Do this. Present the following data again exactly as it is shown.

** BEGIN **

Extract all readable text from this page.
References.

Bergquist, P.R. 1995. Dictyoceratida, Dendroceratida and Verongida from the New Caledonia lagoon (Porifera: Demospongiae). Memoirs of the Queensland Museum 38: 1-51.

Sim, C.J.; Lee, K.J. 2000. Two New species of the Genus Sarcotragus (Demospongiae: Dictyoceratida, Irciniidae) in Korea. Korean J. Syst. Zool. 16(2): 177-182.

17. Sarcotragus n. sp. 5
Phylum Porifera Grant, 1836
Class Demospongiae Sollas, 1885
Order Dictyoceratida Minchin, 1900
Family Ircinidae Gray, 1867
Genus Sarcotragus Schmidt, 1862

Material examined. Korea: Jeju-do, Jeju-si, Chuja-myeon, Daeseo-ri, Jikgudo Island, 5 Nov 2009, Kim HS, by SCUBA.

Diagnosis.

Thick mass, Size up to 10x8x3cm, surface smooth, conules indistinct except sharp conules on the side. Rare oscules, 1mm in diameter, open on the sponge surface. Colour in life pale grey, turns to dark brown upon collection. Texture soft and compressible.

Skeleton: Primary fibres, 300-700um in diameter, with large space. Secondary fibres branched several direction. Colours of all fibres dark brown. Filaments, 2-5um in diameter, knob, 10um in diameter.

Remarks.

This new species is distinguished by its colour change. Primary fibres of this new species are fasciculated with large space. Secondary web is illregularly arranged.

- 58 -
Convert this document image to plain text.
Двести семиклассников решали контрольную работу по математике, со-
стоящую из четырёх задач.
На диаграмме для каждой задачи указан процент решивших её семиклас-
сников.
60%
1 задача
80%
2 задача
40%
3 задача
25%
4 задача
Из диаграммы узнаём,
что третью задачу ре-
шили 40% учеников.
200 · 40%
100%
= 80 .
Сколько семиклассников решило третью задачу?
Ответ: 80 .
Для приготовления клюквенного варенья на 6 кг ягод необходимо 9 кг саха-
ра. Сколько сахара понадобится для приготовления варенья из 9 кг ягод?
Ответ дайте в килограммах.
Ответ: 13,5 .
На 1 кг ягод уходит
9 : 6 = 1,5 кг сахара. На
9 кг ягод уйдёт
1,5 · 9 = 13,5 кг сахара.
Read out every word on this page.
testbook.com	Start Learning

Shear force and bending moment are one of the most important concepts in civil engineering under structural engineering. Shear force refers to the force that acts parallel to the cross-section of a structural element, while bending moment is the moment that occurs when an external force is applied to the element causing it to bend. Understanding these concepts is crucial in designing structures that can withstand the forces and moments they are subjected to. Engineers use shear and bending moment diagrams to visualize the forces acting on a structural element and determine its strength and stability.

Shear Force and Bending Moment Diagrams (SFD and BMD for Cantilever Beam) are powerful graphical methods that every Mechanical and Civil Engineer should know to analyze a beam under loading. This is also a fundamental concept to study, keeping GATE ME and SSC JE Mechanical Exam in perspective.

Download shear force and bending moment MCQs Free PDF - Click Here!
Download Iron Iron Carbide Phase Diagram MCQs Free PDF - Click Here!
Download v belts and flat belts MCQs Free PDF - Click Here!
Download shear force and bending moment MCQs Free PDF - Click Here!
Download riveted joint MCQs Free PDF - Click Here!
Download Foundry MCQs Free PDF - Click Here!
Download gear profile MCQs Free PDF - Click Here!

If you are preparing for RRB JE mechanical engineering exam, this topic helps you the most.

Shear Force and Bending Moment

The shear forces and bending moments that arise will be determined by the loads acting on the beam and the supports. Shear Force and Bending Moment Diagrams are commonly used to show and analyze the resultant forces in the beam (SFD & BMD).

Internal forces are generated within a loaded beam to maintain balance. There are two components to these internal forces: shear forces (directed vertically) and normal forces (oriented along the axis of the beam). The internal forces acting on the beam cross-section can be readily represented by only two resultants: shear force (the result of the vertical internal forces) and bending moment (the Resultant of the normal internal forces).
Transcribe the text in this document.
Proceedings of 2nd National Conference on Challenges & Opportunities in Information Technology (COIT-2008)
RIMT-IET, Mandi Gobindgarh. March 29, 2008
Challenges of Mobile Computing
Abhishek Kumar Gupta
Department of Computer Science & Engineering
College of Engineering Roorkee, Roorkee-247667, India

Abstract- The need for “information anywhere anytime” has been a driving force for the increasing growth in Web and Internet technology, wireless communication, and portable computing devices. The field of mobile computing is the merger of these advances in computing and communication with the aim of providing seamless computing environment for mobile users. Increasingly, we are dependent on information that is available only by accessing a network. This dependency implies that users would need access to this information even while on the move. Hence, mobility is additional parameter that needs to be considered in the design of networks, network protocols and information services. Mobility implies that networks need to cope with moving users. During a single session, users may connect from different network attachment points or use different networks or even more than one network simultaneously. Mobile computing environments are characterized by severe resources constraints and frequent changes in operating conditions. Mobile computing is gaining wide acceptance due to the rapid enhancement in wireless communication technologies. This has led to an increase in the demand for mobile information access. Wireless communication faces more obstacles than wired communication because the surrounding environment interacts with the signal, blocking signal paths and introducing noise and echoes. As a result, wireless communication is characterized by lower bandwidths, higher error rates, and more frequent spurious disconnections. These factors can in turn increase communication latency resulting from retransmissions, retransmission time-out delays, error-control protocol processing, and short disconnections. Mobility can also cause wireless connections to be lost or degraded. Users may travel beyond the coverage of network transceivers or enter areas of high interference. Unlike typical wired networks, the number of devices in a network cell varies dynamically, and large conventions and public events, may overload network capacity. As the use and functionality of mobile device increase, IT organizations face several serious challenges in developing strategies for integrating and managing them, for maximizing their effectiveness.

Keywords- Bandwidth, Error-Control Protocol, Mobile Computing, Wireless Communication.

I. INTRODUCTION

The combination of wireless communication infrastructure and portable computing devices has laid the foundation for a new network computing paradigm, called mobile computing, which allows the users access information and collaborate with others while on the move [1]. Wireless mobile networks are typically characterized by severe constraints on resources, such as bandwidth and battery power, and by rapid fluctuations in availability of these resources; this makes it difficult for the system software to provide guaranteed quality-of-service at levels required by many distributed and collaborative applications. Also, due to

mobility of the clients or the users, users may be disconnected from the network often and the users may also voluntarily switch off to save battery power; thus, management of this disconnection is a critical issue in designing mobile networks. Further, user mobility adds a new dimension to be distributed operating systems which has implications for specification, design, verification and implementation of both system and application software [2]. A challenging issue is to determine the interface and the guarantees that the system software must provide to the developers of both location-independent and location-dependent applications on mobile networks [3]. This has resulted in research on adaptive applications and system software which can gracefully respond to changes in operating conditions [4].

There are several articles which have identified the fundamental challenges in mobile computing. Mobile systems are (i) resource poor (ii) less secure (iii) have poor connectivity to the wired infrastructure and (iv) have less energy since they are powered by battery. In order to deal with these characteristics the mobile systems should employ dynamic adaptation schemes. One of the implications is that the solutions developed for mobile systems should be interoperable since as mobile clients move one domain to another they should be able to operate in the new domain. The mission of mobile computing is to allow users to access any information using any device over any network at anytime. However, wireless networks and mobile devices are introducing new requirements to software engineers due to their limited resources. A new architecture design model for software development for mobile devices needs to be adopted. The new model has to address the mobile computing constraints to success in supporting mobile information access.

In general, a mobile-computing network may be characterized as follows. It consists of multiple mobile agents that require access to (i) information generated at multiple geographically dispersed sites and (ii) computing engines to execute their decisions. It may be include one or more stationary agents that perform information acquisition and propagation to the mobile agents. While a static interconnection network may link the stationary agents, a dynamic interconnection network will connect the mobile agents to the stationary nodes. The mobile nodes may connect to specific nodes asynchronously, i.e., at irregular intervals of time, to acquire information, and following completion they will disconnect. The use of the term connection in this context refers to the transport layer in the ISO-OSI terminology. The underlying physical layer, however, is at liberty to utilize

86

** END **

Written solution.
Extract all readable text from this page.
References.

Bergquist, P.R. 1995. Dictyoceratida, Dendroceratida and Verongida from the New Caledonia lagoon (Porifera: Demospongiae). Memoirs of the Queensland Museum 38: 1-51.

Sim, C.J.; Lee, K.J. 2000. Two New species of the Genus Sarcotragus (Demospongiae: Dictyoceratida, Irciniidae) in Korea. Korean J. Syst. Zool. 16(2): 177-182.

17. Sarcotragus n. sp. 5
Phylum Porifera Grant, 1836
Class Demospongiae Sollas, 1885
Order Dictyoceratida Minchin, 1900
Family Ircinidae Gray, 1867
Genus Sarcotragus Schmidt, 1862

Material examined. Korea: Jeju-do, Jeju-si, Chuja-myeon, Daeseo-ri, Jikgudo Island, 5 Nov 2009, Kim HS, by SCUBA.

Diagnosis.

Thick mass, Size up to 10x8x3cm, surface smooth, conules indistinct except sharp conules on the side. Rare oscules, 1mm in diameter, open on the sponge surface. Colour in life pale grey, turns to dark brown upon collection. Texture soft and compressible.

Skeleton: Primary fibres, 300-700um in diameter, with large space. Secondary fibres branched several direction. Colours of all fibres dark brown. Filaments, 2-5um in diameter, knob, 10um in diameter.

Remarks.

This new species is distinguished by its colour change. Primary fibres of this new species are fasciculated with large space. Secondary web is illregularly arranged.

- 58 -
Convert this document image to plain text.
Двести семиклассников решали контрольную работу по математике, со-
стоящую из четырёх задач.
На диаграмме для каждой задачи указан процент решивших её семиклас-
сников.
60%
1 задача
80%
2 задача
40%
3 задача
25%
4 задача
Из диаграммы узнаём,
что третью задачу ре-
шили 40% учеников.
200 · 40%
100%
= 80 .
Сколько семиклассников решило третью задачу?
Ответ: 80 .
Для приготовления клюквенного варенья на 6 кг ягод необходимо 9 кг саха-
ра. Сколько сахара понадобится для приготовления варенья из 9 кг ягод?
Ответ дайте в килограммах.
Ответ: 13,5 .
На 1 кг ягод уходит
9 : 6 = 1,5 кг сахара. На
9 кг ягод уйдёт
1,5 · 9 = 13,5 кг сахара.
Read out every word on this page.
testbook.com	Start Learning

Shear force and bending moment are one of the most important concepts in civil engineering under structural engineering. Shear force refers to the force that acts parallel to the cross-section of a structural element, while bending moment is the moment that occurs when an external force is applied to the element causing it to bend. Understanding these concepts is crucial in designing structures that can withstand the forces and moments they are subjected to. Engineers use shear and bending moment diagrams to visualize the forces acting on a structural element and determine its strength and stability.

Shear Force and Bending Moment Diagrams (SFD and BMD for Cantilever Beam) are powerful graphical methods that every Mechanical and Civil Engineer should know to analyze a beam under loading. This is also a fundamental concept to study, keeping GATE ME and SSC JE Mechanical Exam in perspective.

Download shear force and bending moment MCQs Free PDF - Click Here!
Download Iron Iron Carbide Phase Diagram MCQs Free PDF - Click Here!
Download v belts and flat belts MCQs Free PDF - Click Here!
Download shear force and bending moment MCQs Free PDF - Click Here!
Download riveted joint MCQs Free PDF - Click Here!
Download Foundry MCQs Free PDF - Click Here!
Download gear profile MCQs Free PDF - Click Here!

If you are preparing for RRB JE mechanical engineering exam, this topic helps you the most.

Shear Force and Bending Moment

The shear forces and bending moments that arise will be determined by the loads acting on the beam and the supports. Shear Force and Bending Moment Diagrams are commonly used to show and analyze the resultant forces in the beam (SFD & BMD).

Internal forces are generated within a loaded beam to maintain balance. There are two components to these internal forces: shear forces (directed vertically) and normal forces (oriented along the axis of the beam). The internal forces acting on the beam cross-section can be readily represented by only two resultants: shear force (the result of the vertical internal forces) and bending moment (the Resultant of the normal internal forces).
Transcribe the text in this document.
Proceedings of 2nd National Conference on Challenges & Opportunities in Information Technology (COIT-2008)
RIMT-IET, Mandi Gobindgarh. March 29, 2008
Challenges of Mobile Computing
Abhishek Kumar Gupta
Department of Computer Science & Engineering
College of Engineering Roorkee, Roorkee-247667, India

Abstract- The need for “information anywhere anytime” has been a driving force for the increasing growth in Web and Internet technology, wireless communication, and portable computing devices. The field of mobile computing is the merger of these advances in computing and communication with the aim of providing seamless computing environment for mobile users. Increasingly, we are dependent on information that is available only by accessing a network. This dependency implies that users would need access to this information even while on the move. Hence, mobility is additional parameter that needs to be considered in the design of networks, network protocols and information services. Mobility implies that networks need to cope with moving users. During a single session, users may connect from different network attachment points or use different networks or even more than one network simultaneously. Mobile computing environments are characterized by severe resources constraints and frequent changes in operating conditions. Mobile computing is gaining wide acceptance due to the rapid enhancement in wireless communication technologies. This has led to an increase in the demand for mobile information access. Wireless communication faces more obstacles than wired communication because the surrounding environment interacts with the signal, blocking signal paths and introducing noise and echoes. As a result, wireless communication is characterized by lower bandwidths, higher error rates, and more frequent spurious disconnections. These factors can in turn increase communication latency resulting from retransmissions, retransmission time-out delays, error-control protocol processing, and short disconnections. Mobility can also cause wireless connections to be lost or degraded. Users may travel beyond the coverage of network transceivers or enter areas of high interference. Unlike typical wired networks, the number of devices in a network cell varies dynamically, and large conventions and public events, may overload network capacity. As the use and functionality of mobile device increase, IT organizations face several serious challenges in developing strategies for integrating and managing them, for maximizing their effectiveness.

Keywords- Bandwidth, Error-Control Protocol, Mobile Computing, Wireless Communication.

I. INTRODUCTION

The combination of wireless communication infrastructure and portable computing devices has laid the foundation for a new network computing paradigm, called mobile computing, which allows the users access information and collaborate with others while on the move [1]. Wireless mobile networks are typically characterized by severe constraints on resources, such as bandwidth and battery power, and by rapid fluctuations in availability of these resources; this makes it difficult for the system software to provide guaranteed quality-of-service at levels required by many distributed and collaborative applications. Also, due to

mobility of the clients or the users, users may be disconnected from the network often and the users may also voluntarily switch off to save battery power; thus, management of this disconnection is a critical issue in designing mobile networks. Further, user mobility adds a new dimension to be distributed operating systems which has implications for specification, design, verification and implementation of both system and application software [2]. A challenging issue is to determine the interface and the guarantees that the system software must provide to the developers of both location-independent and location-dependent applications on mobile networks [3]. This has resulted in research on adaptive applications and system software which can gracefully respond to changes in operating conditions [4].

There are several articles which have identified the fundamental challenges in mobile computing. Mobile systems are (i) resource poor (ii) less secure (iii) have poor connectivity to the wired infrastructure and (iv) have less energy since they are powered by battery. In order to deal with these characteristics the mobile systems should employ dynamic adaptation schemes. One of the implications is that the solutions developed for mobile systems should be interoperable since as mobile clients move one domain to another they should be able to operate in the new domain. The mission of mobile computing is to allow users to access any information using any device over any network at anytime. However, wireless networks and mobile devices are introducing new requirements to software engineers due to their limited resources. A new architecture design model for software development for mobile devices needs to be adopted. The new model has to address the mobile computing constraints to success in supporting mobile information access.

In general, a mobile-computing network may be characterized as follows. It consists of multiple mobile agents that require access to (i) information generated at multiple geographically dispersed sites and (ii) computing engines to execute their decisions. It may be include one or more stationary agents that perform information acquisition and propagation to the mobile agents. While a static interconnection network may link the stationary agents, a dynamic interconnection network will connect the mobile agents to the stationary nodes. The mobile nodes may connect to specific nodes asynchronously, i.e., at irregular intervals of time, to acquire information, and following completion they will disconnect. The use of the term connection in this context refers to the transport layer in the ISO-OSI terminology. The underlying physical layer, however, is at liberty to utilize

86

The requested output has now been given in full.